** START **

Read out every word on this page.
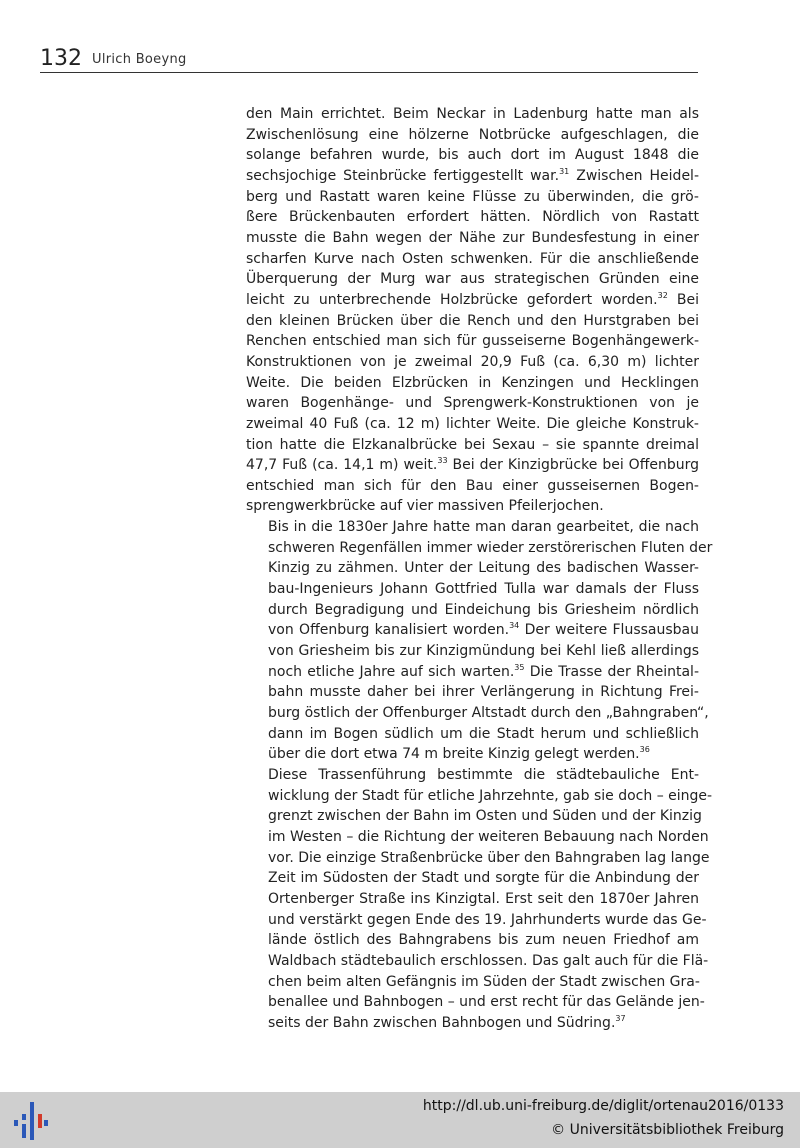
132 Ulrich Boeyng

den Main errichtet. Beim Neckar in Ladenburg hatte man als
Zwischenlösung eine hölzerne Notbrücke aufgeschlagen, die
solange befahren wurde, bis auch dort im August 1848 die
sechsjochige Steinbrücke fertiggestellt war.$^{31}$ Zwischen Heidel-
berg und Rastatt waren keine Flüsse zu überwinden, die grö-
ßere Brückenbauten erfordert hätten. Nördlich von Rastatt
musste die Bahn wegen der Nähe zur Bundesfestung in einer
scharfen Kurve nach Osten schwenken. Für die anschließende
Überquerung der Murg war aus strategischen Gründen eine
leicht zu unterbrechende Holzbrücke gefordert worden.$^{32}$ Bei
den kleinen Brücken über die Rench und den Hurstgraben bei
Renchen entschied man sich für gusseiserne Bogenhängewerk-
Konstruktionen von je zweimal 20,9 Fuß (ca. 6,30 m) lichter
Weite. Die beiden Elzbrücken in Kenzingen und Hecklingen
waren Bogenhänge- und Sprengwerk-Konstruktionen von je
zweimal 40 Fuß (ca. 12 m) lichter Weite. Die gleiche Konstruk-
tion hatte die Elzkanalbrücke bei Sexau – sie spannte dreimal
47,7 Fuß (ca. 14,1 m) weit.$^{33}$ Bei der Kinzigbrücke bei Offenburg
entschied man sich für den Bau einer gusseisernen Bogen-
sprengwerkbrücke auf vier massiven Pfeilerjochen.

Bis in die 1830er Jahre hatte man daran gearbeitet, die nach
schweren Regenfällen immer wieder zerstörerischen Fluten der
Kinzig zu zähmen. Unter der Leitung des badischen Wasser-
bau-Ingenieurs Johann Gottfried Tulla war damals der Fluss
durch Begradigung und Eindeichung bis Griesheim nördlich
von Offenburg kanalisiert worden.$^{34}$ Der weitere Flussausbau
von Griesheim bis zur Kinzigmündung bei Kehl ließ allerdings
noch etliche Jahre auf sich warten.$^{35}$ Die Trasse der Rheintal-
bahn musste daher bei ihrer Verlängerung in Richtung Frei-
burg östlich der Offenburger Altstadt durch den „Bahngraben“,
dann im Bogen südlich um die Stadt herum und schließlich
über die dort etwa 74 m breite Kinzig gelegt werden.$^{36}$

Diese Trassenführung bestimmte die städtebauliche Ent-
wicklung der Stadt für etliche Jahrzehnte, gab sie doch – einge-
grenzt zwischen der Bahn im Osten und Süden und der Kinzig
im Westen – die Richtung der weiteren Bebauung nach Norden
vor. Die einzige Straßenbrücke über den Bahngraben lag lange
Zeit im Südosten der Stadt und sorgte für die Anbindung der
Ortenberger Straße ins Kinzigtal. Erst seit den 1870er Jahren
und verstärkt gegen Ende des 19. Jahrhunderts wurde das Ge-
lände östlich des Bahngrabens bis zum neuen Friedhof am
Waldbach städtebaulich erschlossen. Das galt auch für die Flä-
chen beim alten Gefängnis im Süden der Stadt zwischen Gra-
benallee und Bahnbogen – und erst recht für das Gelände jen-
seits der Bahn zwischen Bahnbogen und Südring.$^{37}$

http://dl.ub.uni-freiburg.de/diglit/ortenau2016/0133
© Universitätsbibliothek Freiburg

** END **

**To be done**
Pictures are excluded; output everything else in the data verbatim.

**Exercise result**
Read out every word on this page.
132 Ulrich Boeyng

den Main errichtet. Beim Neckar in Ladenburg hatte man als
Zwischenlösung eine hölzerne Notbrücke aufgeschlagen, die
solange befahren wurde, bis auch dort im August 1848 die
sechsjochige Steinbrücke fertiggestellt war.$^{31}$ Zwischen Heidel-
berg und Rastatt waren keine Flüsse zu überwinden, die grö-
ßere Brückenbauten erfordert hätten. Nördlich von Rastatt
musste die Bahn wegen der Nähe zur Bundesfestung in einer
scharfen Kurve nach Osten schwenken. Für die anschließende
Überquerung der Murg war aus strategischen Gründen eine
leicht zu unterbrechende Holzbrücke gefordert worden.$^{32}$ Bei
den kleinen Brücken über die Rench und den Hurstgraben bei
Renchen entschied man sich für gusseiserne Bogenhängewerk-
Konstruktionen von je zweimal 20,9 Fuß (ca. 6,30 m) lichter
Weite. Die beiden Elzbrücken in Kenzingen und Hecklingen
waren Bogenhänge- und Sprengwerk-Konstruktionen von je
zweimal 40 Fuß (ca. 12 m) lichter Weite. Die gleiche Konstruk-
tion hatte die Elzkanalbrücke bei Sexau – sie spannte dreimal
47,7 Fuß (ca. 14,1 m) weit.$^{33}$ Bei der Kinzigbrücke bei Offenburg
entschied man sich für den Bau einer gusseisernen Bogen-
sprengwerkbrücke auf vier massiven Pfeilerjochen.

Bis in die 1830er Jahre hatte man daran gearbeitet, die nach
schweren Regenfällen immer wieder zerstörerischen Fluten der
Kinzig zu zähmen. Unter der Leitung des badischen Wasser-
bau-Ingenieurs Johann Gottfried Tulla war damals der Fluss
durch Begradigung und Eindeichung bis Griesheim nördlich
von Offenburg kanalisiert worden.$^{34}$ Der weitere Flussausbau
von Griesheim bis zur Kinzigmündung bei Kehl ließ allerdings
noch etliche Jahre auf sich warten.$^{35}$ Die Trasse der Rheintal-
bahn musste daher bei ihrer Verlängerung in Richtung Frei-
burg östlich der Offenburger Altstadt durch den „Bahngraben“,
dann im Bogen südlich um die Stadt herum und schließlich
über die dort etwa 74 m breite Kinzig gelegt werden.$^{36}$

Diese Trassenführung bestimmte die städtebauliche Ent-
wicklung der Stadt für etliche Jahrzehnte, gab sie doch – einge-
grenzt zwischen der Bahn im Osten und Süden und der Kinzig
im Westen – die Richtung der weiteren Bebauung nach Norden
vor. Die einzige Straßenbrücke über den Bahngraben lag lange
Zeit im Südosten der Stadt und sorgte für die Anbindung der
Ortenberger Straße ins Kinzigtal. Erst seit den 1870er Jahren
und verstärkt gegen Ende des 19. Jahrhunderts wurde das Ge-
lände östlich des Bahngrabens bis zum neuen Friedhof am
Waldbach städtebaulich erschlossen. Das galt auch für die Flä-
chen beim alten Gefängnis im Süden der Stadt zwischen Gra-
benallee und Bahnbogen – und erst recht für das Gelände jen-
seits der Bahn zwischen Bahnbogen und Südring.$^{37}$

http://dl.ub.uni-freiburg.de/diglit/ortenau2016/0133
© Universitätsbibliothek Freiburg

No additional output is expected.